>>>>>

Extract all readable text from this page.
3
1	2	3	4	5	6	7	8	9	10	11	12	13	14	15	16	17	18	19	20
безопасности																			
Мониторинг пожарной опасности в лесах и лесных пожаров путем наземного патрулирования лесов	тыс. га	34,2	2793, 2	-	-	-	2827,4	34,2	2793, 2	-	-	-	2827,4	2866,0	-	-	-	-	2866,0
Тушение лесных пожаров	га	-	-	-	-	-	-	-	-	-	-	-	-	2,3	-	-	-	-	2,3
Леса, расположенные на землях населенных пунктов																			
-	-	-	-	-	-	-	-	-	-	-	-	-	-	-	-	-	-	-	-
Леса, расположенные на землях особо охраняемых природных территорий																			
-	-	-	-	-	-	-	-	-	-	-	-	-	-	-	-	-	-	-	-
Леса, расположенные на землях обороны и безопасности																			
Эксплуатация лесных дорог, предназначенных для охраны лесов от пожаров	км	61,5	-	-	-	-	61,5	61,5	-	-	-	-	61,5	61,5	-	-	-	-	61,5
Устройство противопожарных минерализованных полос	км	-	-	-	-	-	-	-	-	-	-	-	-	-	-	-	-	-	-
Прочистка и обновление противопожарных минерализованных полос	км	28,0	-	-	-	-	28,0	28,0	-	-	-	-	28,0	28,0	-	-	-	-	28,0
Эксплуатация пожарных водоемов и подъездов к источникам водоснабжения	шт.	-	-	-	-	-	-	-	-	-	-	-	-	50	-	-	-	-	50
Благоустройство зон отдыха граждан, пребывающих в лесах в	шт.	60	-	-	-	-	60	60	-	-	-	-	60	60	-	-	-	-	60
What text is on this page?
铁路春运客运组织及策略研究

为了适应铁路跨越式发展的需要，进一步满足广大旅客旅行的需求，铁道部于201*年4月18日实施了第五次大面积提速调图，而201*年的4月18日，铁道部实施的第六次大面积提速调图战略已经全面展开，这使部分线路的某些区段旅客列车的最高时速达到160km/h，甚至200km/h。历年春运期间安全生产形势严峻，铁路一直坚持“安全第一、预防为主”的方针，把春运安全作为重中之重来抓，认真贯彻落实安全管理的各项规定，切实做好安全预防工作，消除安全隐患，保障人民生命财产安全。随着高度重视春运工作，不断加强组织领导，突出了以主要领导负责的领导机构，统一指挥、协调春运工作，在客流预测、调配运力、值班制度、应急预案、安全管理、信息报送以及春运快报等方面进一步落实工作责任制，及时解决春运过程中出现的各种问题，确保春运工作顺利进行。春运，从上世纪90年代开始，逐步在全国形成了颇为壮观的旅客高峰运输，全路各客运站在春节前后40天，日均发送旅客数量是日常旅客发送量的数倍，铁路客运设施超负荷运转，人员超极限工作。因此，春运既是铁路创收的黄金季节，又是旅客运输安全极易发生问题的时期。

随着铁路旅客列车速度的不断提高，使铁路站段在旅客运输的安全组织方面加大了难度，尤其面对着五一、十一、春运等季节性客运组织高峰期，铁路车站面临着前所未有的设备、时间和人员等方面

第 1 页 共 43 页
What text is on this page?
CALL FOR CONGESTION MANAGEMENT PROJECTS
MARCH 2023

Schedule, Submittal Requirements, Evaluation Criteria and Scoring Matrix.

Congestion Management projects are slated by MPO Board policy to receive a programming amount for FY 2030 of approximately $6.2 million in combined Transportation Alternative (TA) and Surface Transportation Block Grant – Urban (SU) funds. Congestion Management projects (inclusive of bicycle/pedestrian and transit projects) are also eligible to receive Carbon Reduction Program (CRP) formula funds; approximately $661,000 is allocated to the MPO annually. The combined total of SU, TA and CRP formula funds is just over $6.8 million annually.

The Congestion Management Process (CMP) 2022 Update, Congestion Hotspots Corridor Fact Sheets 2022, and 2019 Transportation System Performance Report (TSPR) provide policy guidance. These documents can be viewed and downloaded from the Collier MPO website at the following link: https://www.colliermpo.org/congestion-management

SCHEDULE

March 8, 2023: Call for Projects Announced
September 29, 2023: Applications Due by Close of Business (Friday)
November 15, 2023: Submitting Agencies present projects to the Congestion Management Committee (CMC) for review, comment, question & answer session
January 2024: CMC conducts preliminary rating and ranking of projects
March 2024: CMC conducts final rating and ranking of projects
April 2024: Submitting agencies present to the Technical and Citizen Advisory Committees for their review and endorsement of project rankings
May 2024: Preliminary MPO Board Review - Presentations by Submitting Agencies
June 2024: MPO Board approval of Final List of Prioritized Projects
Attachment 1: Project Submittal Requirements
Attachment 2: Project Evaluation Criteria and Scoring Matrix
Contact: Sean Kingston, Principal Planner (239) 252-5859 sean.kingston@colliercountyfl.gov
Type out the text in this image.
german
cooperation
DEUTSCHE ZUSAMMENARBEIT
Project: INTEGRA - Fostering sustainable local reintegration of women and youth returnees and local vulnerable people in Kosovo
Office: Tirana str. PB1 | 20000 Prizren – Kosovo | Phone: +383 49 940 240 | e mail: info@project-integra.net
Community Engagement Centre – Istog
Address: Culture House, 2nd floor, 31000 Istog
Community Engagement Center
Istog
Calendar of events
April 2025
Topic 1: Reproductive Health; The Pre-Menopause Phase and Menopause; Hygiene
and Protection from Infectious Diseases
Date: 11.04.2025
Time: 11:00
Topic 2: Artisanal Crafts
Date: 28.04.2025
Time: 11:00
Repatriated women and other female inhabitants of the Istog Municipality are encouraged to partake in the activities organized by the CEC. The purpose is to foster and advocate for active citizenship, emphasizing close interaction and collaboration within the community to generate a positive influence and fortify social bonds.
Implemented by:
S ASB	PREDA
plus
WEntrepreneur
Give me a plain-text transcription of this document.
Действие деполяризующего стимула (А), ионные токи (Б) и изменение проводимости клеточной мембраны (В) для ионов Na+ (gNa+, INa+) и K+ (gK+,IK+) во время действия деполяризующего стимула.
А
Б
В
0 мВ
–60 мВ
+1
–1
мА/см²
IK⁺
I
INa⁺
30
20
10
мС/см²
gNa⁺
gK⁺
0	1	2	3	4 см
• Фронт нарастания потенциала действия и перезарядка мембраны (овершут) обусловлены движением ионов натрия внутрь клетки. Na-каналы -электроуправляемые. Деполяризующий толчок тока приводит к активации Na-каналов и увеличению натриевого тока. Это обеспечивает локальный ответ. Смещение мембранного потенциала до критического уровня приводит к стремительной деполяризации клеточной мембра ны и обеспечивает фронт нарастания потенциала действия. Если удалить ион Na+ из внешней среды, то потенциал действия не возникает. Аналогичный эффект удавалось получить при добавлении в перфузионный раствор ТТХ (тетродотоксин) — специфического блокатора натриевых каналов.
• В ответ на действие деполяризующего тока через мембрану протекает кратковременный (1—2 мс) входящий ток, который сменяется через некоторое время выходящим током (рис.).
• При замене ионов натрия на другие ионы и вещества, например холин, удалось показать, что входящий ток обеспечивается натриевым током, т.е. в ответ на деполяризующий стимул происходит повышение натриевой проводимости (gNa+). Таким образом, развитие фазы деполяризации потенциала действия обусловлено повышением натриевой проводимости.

<<<<<

Task requirements: Retype the data in full and match it exactly.

Correct output:
Extract all readable text from this page.
3
1	2	3	4	5	6	7	8	9	10	11	12	13	14	15	16	17	18	19	20
безопасности																			
Мониторинг пожарной опасности в лесах и лесных пожаров путем наземного патрулирования лесов	тыс. га	34,2	2793, 2	-	-	-	2827,4	34,2	2793, 2	-	-	-	2827,4	2866,0	-	-	-	-	2866,0
Тушение лесных пожаров	га	-	-	-	-	-	-	-	-	-	-	-	-	2,3	-	-	-	-	2,3
Леса, расположенные на землях населенных пунктов																			
-	-	-	-	-	-	-	-	-	-	-	-	-	-	-	-	-	-	-	-
Леса, расположенные на землях особо охраняемых природных территорий																			
-	-	-	-	-	-	-	-	-	-	-	-	-	-	-	-	-	-	-	-
Леса, расположенные на землях обороны и безопасности																			
Эксплуатация лесных дорог, предназначенных для охраны лесов от пожаров	км	61,5	-	-	-	-	61,5	61,5	-	-	-	-	61,5	61,5	-	-	-	-	61,5
Устройство противопожарных минерализованных полос	км	-	-	-	-	-	-	-	-	-	-	-	-	-	-	-	-	-	-
Прочистка и обновление противопожарных минерализованных полос	км	28,0	-	-	-	-	28,0	28,0	-	-	-	-	28,0	28,0	-	-	-	-	28,0
Эксплуатация пожарных водоемов и подъездов к источникам водоснабжения	шт.	-	-	-	-	-	-	-	-	-	-	-	-	50	-	-	-	-	50
Благоустройство зон отдыха граждан, пребывающих в лесах в	шт.	60	-	-	-	-	60	60	-	-	-	-	60	60	-	-	-	-	60
What text is on this page?
铁路春运客运组织及策略研究

为了适应铁路跨越式发展的需要，进一步满足广大旅客旅行的需求，铁道部于201*年4月18日实施了第五次大面积提速调图，而201*年的4月18日，铁道部实施的第六次大面积提速调图战略已经全面展开，这使部分线路的某些区段旅客列车的最高时速达到160km/h，甚至200km/h。历年春运期间安全生产形势严峻，铁路一直坚持“安全第一、预防为主”的方针，把春运安全作为重中之重来抓，认真贯彻落实安全管理的各项规定，切实做好安全预防工作，消除安全隐患，保障人民生命财产安全。随着高度重视春运工作，不断加强组织领导，突出了以主要领导负责的领导机构，统一指挥、协调春运工作，在客流预测、调配运力、值班制度、应急预案、安全管理、信息报送以及春运快报等方面进一步落实工作责任制，及时解决春运过程中出现的各种问题，确保春运工作顺利进行。春运，从上世纪90年代开始，逐步在全国形成了颇为壮观的旅客高峰运输，全路各客运站在春节前后40天，日均发送旅客数量是日常旅客发送量的数倍，铁路客运设施超负荷运转，人员超极限工作。因此，春运既是铁路创收的黄金季节，又是旅客运输安全极易发生问题的时期。

随着铁路旅客列车速度的不断提高，使铁路站段在旅客运输的安全组织方面加大了难度，尤其面对着五一、十一、春运等季节性客运组织高峰期，铁路车站面临着前所未有的设备、时间和人员等方面

第 1 页 共 43 页
What text is on this page?
CALL FOR CONGESTION MANAGEMENT PROJECTS
MARCH 2023

Schedule, Submittal Requirements, Evaluation Criteria and Scoring Matrix.

Congestion Management projects are slated by MPO Board policy to receive a programming amount for FY 2030 of approximately $6.2 million in combined Transportation Alternative (TA) and Surface Transportation Block Grant – Urban (SU) funds. Congestion Management projects (inclusive of bicycle/pedestrian and transit projects) are also eligible to receive Carbon Reduction Program (CRP) formula funds; approximately $661,000 is allocated to the MPO annually. The combined total of SU, TA and CRP formula funds is just over $6.8 million annually.

The Congestion Management Process (CMP) 2022 Update, Congestion Hotspots Corridor Fact Sheets 2022, and 2019 Transportation System Performance Report (TSPR) provide policy guidance. These documents can be viewed and downloaded from the Collier MPO website at the following link: https://www.colliermpo.org/congestion-management

SCHEDULE

March 8, 2023: Call for Projects Announced
September 29, 2023: Applications Due by Close of Business (Friday)
November 15, 2023: Submitting Agencies present projects to the Congestion Management Committee (CMC) for review, comment, question & answer session
January 2024: CMC conducts preliminary rating and ranking of projects
March 2024: CMC conducts final rating and ranking of projects
April 2024: Submitting agencies present to the Technical and Citizen Advisory Committees for their review and endorsement of project rankings
May 2024: Preliminary MPO Board Review - Presentations by Submitting Agencies
June 2024: MPO Board approval of Final List of Prioritized Projects
Attachment 1: Project Submittal Requirements
Attachment 2: Project Evaluation Criteria and Scoring Matrix
Contact: Sean Kingston, Principal Planner (239) 252-5859 sean.kingston@colliercountyfl.gov
Type out the text in this image.
german
cooperation
DEUTSCHE ZUSAMMENARBEIT
Project: INTEGRA - Fostering sustainable local reintegration of women and youth returnees and local vulnerable people in Kosovo
Office: Tirana str. PB1 | 20000 Prizren – Kosovo | Phone: +383 49 940 240 | e mail: info@project-integra.net
Community Engagement Centre – Istog
Address: Culture House, 2nd floor, 31000 Istog
Community Engagement Center
Istog
Calendar of events
April 2025
Topic 1: Reproductive Health; The Pre-Menopause Phase and Menopause; Hygiene
and Protection from Infectious Diseases
Date: 11.04.2025
Time: 11:00
Topic 2: Artisanal Crafts
Date: 28.04.2025
Time: 11:00
Repatriated women and other female inhabitants of the Istog Municipality are encouraged to partake in the activities organized by the CEC. The purpose is to foster and advocate for active citizenship, emphasizing close interaction and collaboration within the community to generate a positive influence and fortify social bonds.
Implemented by:
S ASB	PREDA
plus
WEntrepreneur
Give me a plain-text transcription of this document.
Действие деполяризующего стимула (А), ионные токи (Б) и изменение проводимости клеточной мембраны (В) для ионов Na+ (gNa+, INa+) и K+ (gK+,IK+) во время действия деполяризующего стимула.
А
Б
В
0 мВ
–60 мВ
+1
–1
мА/см²
IK⁺
I
INa⁺
30
20
10
мС/см²
gNa⁺
gK⁺
0	1	2	3	4 см
• Фронт нарастания потенциала действия и перезарядка мембраны (овершут) обусловлены движением ионов натрия внутрь клетки. Na-каналы -электроуправляемые. Деполяризующий толчок тока приводит к активации Na-каналов и увеличению натриевого тока. Это обеспечивает локальный ответ. Смещение мембранного потенциала до критического уровня приводит к стремительной деполяризации клеточной мембра ны и обеспечивает фронт нарастания потенциала действия. Если удалить ион Na+ из внешней среды, то потенциал действия не возникает. Аналогичный эффект удавалось получить при добавлении в перфузионный раствор ТТХ (тетродотоксин) — специфического блокатора натриевых каналов.
• В ответ на действие деполяризующего тока через мембрану протекает кратковременный (1—2 мс) входящий ток, который сменяется через некоторое время выходящим током (рис.).
• При замене ионов натрия на другие ионы и вещества, например холин, удалось показать, что входящий ток обеспечивается натриевым током, т.е. в ответ на деполяризующий стимул происходит повышение натриевой проводимости (gNa+). Таким образом, развитие фазы деполяризации потенциала действия обусловлено повышением натриевой проводимости.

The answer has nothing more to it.